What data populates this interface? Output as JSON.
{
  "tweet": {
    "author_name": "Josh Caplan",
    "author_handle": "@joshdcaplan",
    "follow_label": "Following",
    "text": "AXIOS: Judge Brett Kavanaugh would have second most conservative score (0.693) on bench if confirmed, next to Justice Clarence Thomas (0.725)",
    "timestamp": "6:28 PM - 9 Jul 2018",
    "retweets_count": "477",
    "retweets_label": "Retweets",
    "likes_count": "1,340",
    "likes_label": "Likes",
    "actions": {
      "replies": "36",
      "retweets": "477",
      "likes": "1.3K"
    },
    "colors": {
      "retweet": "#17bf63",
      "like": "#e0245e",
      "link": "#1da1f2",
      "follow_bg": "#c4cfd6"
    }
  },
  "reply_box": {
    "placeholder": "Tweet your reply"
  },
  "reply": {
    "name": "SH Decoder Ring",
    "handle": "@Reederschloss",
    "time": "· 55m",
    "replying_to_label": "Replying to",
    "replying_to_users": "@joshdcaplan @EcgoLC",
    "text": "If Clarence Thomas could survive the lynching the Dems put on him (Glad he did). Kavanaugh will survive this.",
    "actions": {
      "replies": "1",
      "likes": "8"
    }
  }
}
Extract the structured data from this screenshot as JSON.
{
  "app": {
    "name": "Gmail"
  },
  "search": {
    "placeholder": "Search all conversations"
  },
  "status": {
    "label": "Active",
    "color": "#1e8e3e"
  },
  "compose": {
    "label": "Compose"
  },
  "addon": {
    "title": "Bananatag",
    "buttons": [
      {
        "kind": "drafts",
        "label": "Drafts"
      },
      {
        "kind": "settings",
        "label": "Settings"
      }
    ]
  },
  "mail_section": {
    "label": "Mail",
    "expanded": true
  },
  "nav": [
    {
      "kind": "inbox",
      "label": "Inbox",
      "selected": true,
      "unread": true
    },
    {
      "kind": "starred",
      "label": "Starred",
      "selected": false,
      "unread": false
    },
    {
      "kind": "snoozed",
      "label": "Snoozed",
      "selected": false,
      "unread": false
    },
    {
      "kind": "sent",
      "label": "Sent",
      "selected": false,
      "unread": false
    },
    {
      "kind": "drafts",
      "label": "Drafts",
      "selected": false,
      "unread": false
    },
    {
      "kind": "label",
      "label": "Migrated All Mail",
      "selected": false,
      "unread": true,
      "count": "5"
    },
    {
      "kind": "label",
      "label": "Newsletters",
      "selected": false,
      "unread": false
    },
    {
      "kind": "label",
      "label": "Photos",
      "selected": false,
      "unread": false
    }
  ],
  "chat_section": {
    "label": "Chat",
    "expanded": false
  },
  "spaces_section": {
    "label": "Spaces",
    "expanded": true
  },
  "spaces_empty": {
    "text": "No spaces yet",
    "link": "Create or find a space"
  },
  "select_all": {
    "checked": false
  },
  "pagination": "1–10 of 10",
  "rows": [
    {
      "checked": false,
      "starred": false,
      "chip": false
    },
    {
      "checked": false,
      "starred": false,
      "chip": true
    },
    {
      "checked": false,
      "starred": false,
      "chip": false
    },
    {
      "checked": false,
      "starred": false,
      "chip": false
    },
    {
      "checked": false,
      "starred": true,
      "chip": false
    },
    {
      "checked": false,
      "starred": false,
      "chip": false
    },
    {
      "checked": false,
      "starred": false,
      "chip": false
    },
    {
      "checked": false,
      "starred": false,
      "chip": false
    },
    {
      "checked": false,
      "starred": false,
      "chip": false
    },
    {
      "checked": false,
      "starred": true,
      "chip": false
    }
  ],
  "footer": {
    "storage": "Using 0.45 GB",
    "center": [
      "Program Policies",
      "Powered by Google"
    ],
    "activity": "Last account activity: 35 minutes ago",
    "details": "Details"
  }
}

● ● ● ● ● ● ●

- [EXERCISE REQUIREMENTS]:
Every entry must be retyped in full, exactly as given.

- [COMPLETE ANSWER]:
What data populates this interface? Output as JSON.
{
  "tweet": {
    "author_name": "Josh Caplan",
    "author_handle": "@joshdcaplan",
    "follow_label": "Following",
    "text": "AXIOS: Judge Brett Kavanaugh would have second most conservative score (0.693) on bench if confirmed, next to Justice Clarence Thomas (0.725)",
    "timestamp": "6:28 PM - 9 Jul 2018",
    "retweets_count": "477",
    "retweets_label": "Retweets",
    "likes_count": "1,340",
    "likes_label": "Likes",
    "actions": {
      "replies": "36",
      "retweets": "477",
      "likes": "1.3K"
    },
    "colors": {
      "retweet": "#17bf63",
      "like": "#e0245e",
      "link": "#1da1f2",
      "follow_bg": "#c4cfd6"
    }
  },
  "reply_box": {
    "placeholder": "Tweet your reply"
  },
  "reply": {
    "name": "SH Decoder Ring",
    "handle": "@Reederschloss",
    "time": "· 55m",
    "replying_to_label": "Replying to",
    "replying_to_users": "@joshdcaplan @EcgoLC",
    "text": "If Clarence Thomas could survive the lynching the Dems put on him (Glad he did). Kavanaugh will survive this.",
    "actions": {
      "replies": "1",
      "likes": "8"
    }
  }
}
Extract the structured data from this screenshot as JSON.
{
  "app": {
    "name": "Gmail"
  },
  "search": {
    "placeholder": "Search all conversations"
  },
  "status": {
    "label": "Active",
    "color": "#1e8e3e"
  },
  "compose": {
    "label": "Compose"
  },
  "addon": {
    "title": "Bananatag",
    "buttons": [
      {
        "kind": "drafts",
        "label": "Drafts"
      },
      {
        "kind": "settings",
        "label": "Settings"
      }
    ]
  },
  "mail_section": {
    "label": "Mail",
    "expanded": true
  },
  "nav": [
    {
      "kind": "inbox",
      "label": "Inbox",
      "selected": true,
      "unread": true
    },
    {
      "kind": "starred",
      "label": "Starred",
      "selected": false,
      "unread": false
    },
    {
      "kind": "snoozed",
      "label": "Snoozed",
      "selected": false,
      "unread": false
    },
    {
      "kind": "sent",
      "label": "Sent",
      "selected": false,
      "unread": false
    },
    {
      "kind": "drafts",
      "label": "Drafts",
      "selected": false,
      "unread": false
    },
    {
      "kind": "label",
      "label": "Migrated All Mail",
      "selected": false,
      "unread": true,
      "count": "5"
    },
    {
      "kind": "label",
      "label": "Newsletters",
      "selected": false,
      "unread": false
    },
    {
      "kind": "label",
      "label": "Photos",
      "selected": false,
      "unread": false
    }
  ],
  "chat_section": {
    "label": "Chat",
    "expanded": false
  },
  "spaces_section": {
    "label": "Spaces",
    "expanded": true
  },
  "spaces_empty": {
    "text": "No spaces yet",
    "link": "Create or find a space"
  },
  "select_all": {
    "checked": false
  },
  "pagination": "1–10 of 10",
  "rows": [
    {
      "checked": false,
      "starred": false,
      "chip": false
    },
    {
      "checked": false,
      "starred": false,
      "chip": true
    },
    {
      "checked": false,
      "starred": false,
      "chip": false
    },
    {
      "checked": false,
      "starred": false,
      "chip": false
    },
    {
      "checked": false,
      "starred": true,
      "chip": false
    },
    {
      "checked": false,
      "starred": false,
      "chip": false
    },
    {
      "checked": false,
      "starred": false,
      "chip": false
    },
    {
      "checked": false,
      "starred": false,
      "chip": false
    },
    {
      "checked": false,
      "starred": false,
      "chip": false
    },
    {
      "checked": false,
      "starred": true,
      "chip": false
    }
  ],
  "footer": {
    "storage": "Using 0.45 GB",
    "center": [
      "Program Policies",
      "Powered by Google"
    ],
    "activity": "Last account activity: 35 minutes ago",
    "details": "Details"
  }
}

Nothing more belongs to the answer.